▽
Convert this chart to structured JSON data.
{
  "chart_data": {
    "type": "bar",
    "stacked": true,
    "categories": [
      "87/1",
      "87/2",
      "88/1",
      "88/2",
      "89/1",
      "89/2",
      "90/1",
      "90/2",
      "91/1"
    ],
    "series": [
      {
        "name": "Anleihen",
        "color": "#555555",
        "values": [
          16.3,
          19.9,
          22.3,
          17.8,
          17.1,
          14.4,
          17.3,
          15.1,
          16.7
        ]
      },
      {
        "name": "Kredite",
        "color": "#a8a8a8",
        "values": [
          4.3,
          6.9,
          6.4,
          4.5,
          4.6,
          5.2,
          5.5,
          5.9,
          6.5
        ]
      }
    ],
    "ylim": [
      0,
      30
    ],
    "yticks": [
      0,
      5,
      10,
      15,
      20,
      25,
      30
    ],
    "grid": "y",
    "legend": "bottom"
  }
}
△
*THE EXERCISE*
Every entry must be retyped in full, exactly as given.

*OUTPUT FOR THIS EXERCISE*
Convert this chart to structured JSON data.
{
  "chart_data": {
    "type": "bar",
    "stacked": true,
    "categories": [
      "87/1",
      "87/2",
      "88/1",
      "88/2",
      "89/1",
      "89/2",
      "90/1",
      "90/2",
      "91/1"
    ],
    "series": [
      {
        "name": "Anleihen",
        "color": "#555555",
        "values": [
          16.3,
          19.9,
          22.3,
          17.8,
          17.1,
          14.4,
          17.3,
          15.1,
          16.7
        ]
      },
      {
        "name": "Kredite",
        "color": "#a8a8a8",
        "values": [
          4.3,
          6.9,
          6.4,
          4.5,
          4.6,
          5.2,
          5.5,
          5.9,
          6.5
        ]
      }
    ],
    "ylim": [
      0,
      30
    ],
    "yticks": [
      0,
      5,
      10,
      15,
      20,
      25,
      30
    ],
    "grid": "y",
    "legend": "bottom"
  }
}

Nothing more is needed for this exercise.